- To do
Will you output the entries below exactly, skipping every image they contain?

- Given data
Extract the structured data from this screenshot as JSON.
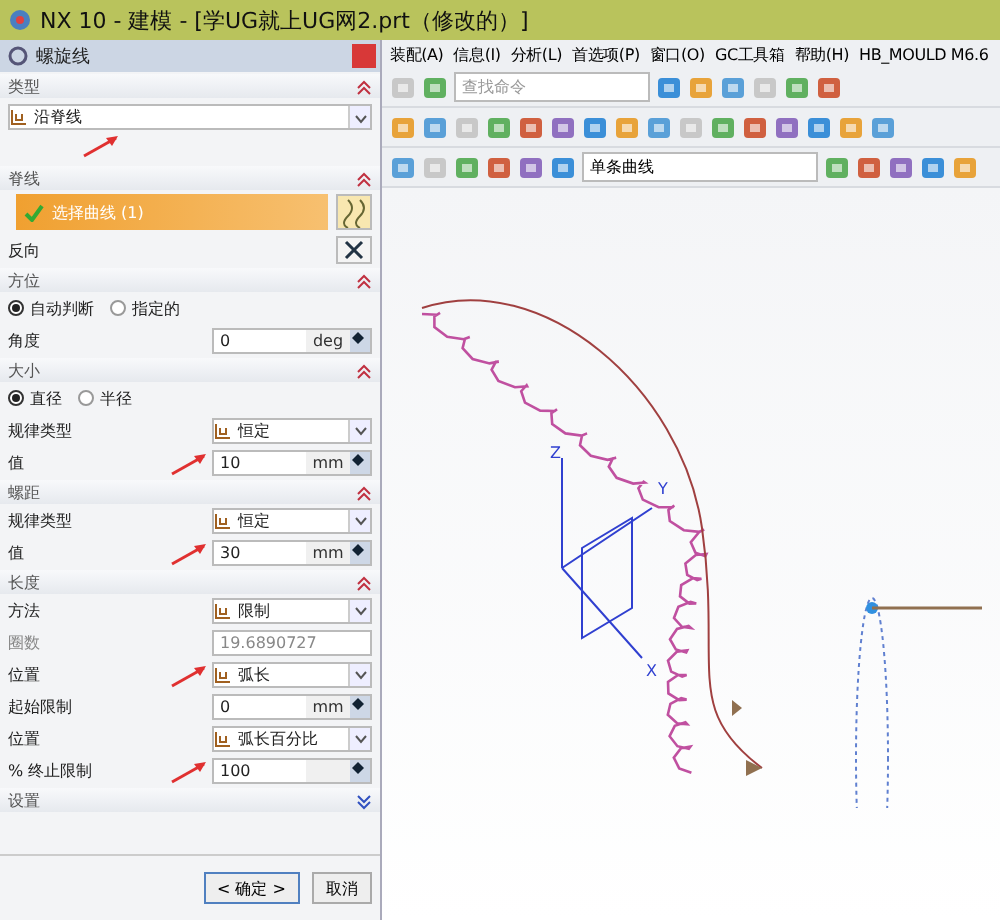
{
  "window": {
    "title": "NX 10 - 建模 - [学UG就上UG网2.prt（修改的）]"
  },
  "menu": [
    "装配(A)",
    "信息(I)",
    "分析(L)",
    "首选项(P)",
    "窗口(O)",
    "GC工具箱",
    "帮助(H)",
    "HB_MOULD M6.6"
  ],
  "toolbar": {
    "search_placeholder": "查找命令",
    "filter": "单条曲线"
  },
  "dialog": {
    "title": "螺旋线",
    "sections": [
      {
        "title": "类型",
        "expanded": true,
        "rows": [
          {
            "kind": "dropdown",
            "label": "",
            "value": "沿脊线",
            "arrow": true
          }
        ]
      },
      {
        "title": "脊线",
        "expanded": true,
        "rows": [
          {
            "kind": "select",
            "label": "选择曲线 (1)",
            "arrow": false
          },
          {
            "kind": "button",
            "label": "反向",
            "arrow": false
          }
        ]
      },
      {
        "title": "方位",
        "expanded": true,
        "rows": [
          {
            "kind": "radio",
            "options": [
              {
                "label": "自动判断",
                "selected": true
              },
              {
                "label": "指定的",
                "selected": false
              }
            ],
            "arrow": false
          },
          {
            "kind": "value",
            "label": "角度",
            "value": "0",
            "unit": "deg",
            "arrow": false
          }
        ]
      },
      {
        "title": "大小",
        "expanded": true,
        "rows": [
          {
            "kind": "radio",
            "options": [
              {
                "label": "直径",
                "selected": true
              },
              {
                "label": "半径",
                "selected": false
              }
            ],
            "arrow": false
          },
          {
            "kind": "dropdown",
            "label": "规律类型",
            "value": "恒定",
            "arrow": false
          },
          {
            "kind": "value",
            "label": "值",
            "value": "10",
            "unit": "mm",
            "arrow": true
          }
        ]
      },
      {
        "title": "螺距",
        "expanded": true,
        "rows": [
          {
            "kind": "dropdown",
            "label": "规律类型",
            "value": "恒定",
            "arrow": false
          },
          {
            "kind": "value",
            "label": "值",
            "value": "30",
            "unit": "mm",
            "arrow": true
          }
        ]
      },
      {
        "title": "长度",
        "expanded": true,
        "rows": [
          {
            "kind": "dropdown",
            "label": "方法",
            "value": "限制",
            "arrow": false
          },
          {
            "kind": "readonly",
            "label": "圈数",
            "value": "19.6890727",
            "arrow": false
          },
          {
            "kind": "dropdown",
            "label": "位置",
            "value": "弧长",
            "arrow": true
          },
          {
            "kind": "value",
            "label": "起始限制",
            "value": "0",
            "unit": "mm",
            "arrow": false
          },
          {
            "kind": "dropdown",
            "label": "位置",
            "value": "弧长百分比",
            "arrow": false
          },
          {
            "kind": "value",
            "label": "% 终止限制",
            "value": "100",
            "unit": "",
            "arrow": true
          }
        ]
      },
      {
        "title": "设置",
        "expanded": false
      }
    ],
    "buttons": [
      "< 确定 >",
      "取消"
    ]
  },
  "canvas": {
    "axes": [
      "Z",
      "Y",
      "X"
    ]
  }
}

- Exercise output
Extract the structured data from this screenshot as JSON.
{
  "window": {
    "title": "NX 10 - 建模 - [学UG就上UG网2.prt（修改的）]"
  },
  "menu": [
    "装配(A)",
    "信息(I)",
    "分析(L)",
    "首选项(P)",
    "窗口(O)",
    "GC工具箱",
    "帮助(H)",
    "HB_MOULD M6.6"
  ],
  "toolbar": {
    "search_placeholder": "查找命令",
    "filter": "单条曲线"
  },
  "dialog": {
    "title": "螺旋线",
    "sections": [
      {
        "title": "类型",
        "expanded": true,
        "rows": [
          {
            "kind": "dropdown",
            "label": "",
            "value": "沿脊线",
            "arrow": true
          }
        ]
      },
      {
        "title": "脊线",
        "expanded": true,
        "rows": [
          {
            "kind": "select",
            "label": "选择曲线 (1)",
            "arrow": false
          },
          {
            "kind": "button",
            "label": "反向",
            "arrow": false
          }
        ]
      },
      {
        "title": "方位",
        "expanded": true,
        "rows": [
          {
            "kind": "radio",
            "options": [
              {
                "label": "自动判断",
                "selected": true
              },
              {
                "label": "指定的",
                "selected": false
              }
            ],
            "arrow": false
          },
          {
            "kind": "value",
            "label": "角度",
            "value": "0",
            "unit": "deg",
            "arrow": false
          }
        ]
      },
      {
        "title": "大小",
        "expanded": true,
        "rows": [
          {
            "kind": "radio",
            "options": [
              {
                "label": "直径",
                "selected": true
              },
              {
                "label": "半径",
                "selected": false
              }
            ],
            "arrow": false
          },
          {
            "kind": "dropdown",
            "label": "规律类型",
            "value": "恒定",
            "arrow": false
          },
          {
            "kind": "value",
            "label": "值",
            "value": "10",
            "unit": "mm",
            "arrow": true
          }
        ]
      },
      {
        "title": "螺距",
        "expanded": true,
        "rows": [
          {
            "kind": "dropdown",
            "label": "规律类型",
            "value": "恒定",
            "arrow": false
          },
          {
            "kind": "value",
            "label": "值",
            "value": "30",
            "unit": "mm",
            "arrow": true
          }
        ]
      },
      {
        "title": "长度",
        "expanded": true,
        "rows": [
          {
            "kind": "dropdown",
            "label": "方法",
            "value": "限制",
            "arrow": false
          },
          {
            "kind": "readonly",
            "label": "圈数",
            "value": "19.6890727",
            "arrow": false
          },
          {
            "kind": "dropdown",
            "label": "位置",
            "value": "弧长",
            "arrow": true
          },
          {
            "kind": "value",
            "label": "起始限制",
            "value": "0",
            "unit": "mm",
            "arrow": false
          },
          {
            "kind": "dropdown",
            "label": "位置",
            "value": "弧长百分比",
            "arrow": false
          },
          {
            "kind": "value",
            "label": "% 终止限制",
            "value": "100",
            "unit": "",
            "arrow": true
          }
        ]
      },
      {
        "title": "设置",
        "expanded": false
      }
    ],
    "buttons": [
      "< 确定 >",
      "取消"
    ]
  },
  "canvas": {
    "axes": [
      "Z",
      "Y",
      "X"
    ]
  }
}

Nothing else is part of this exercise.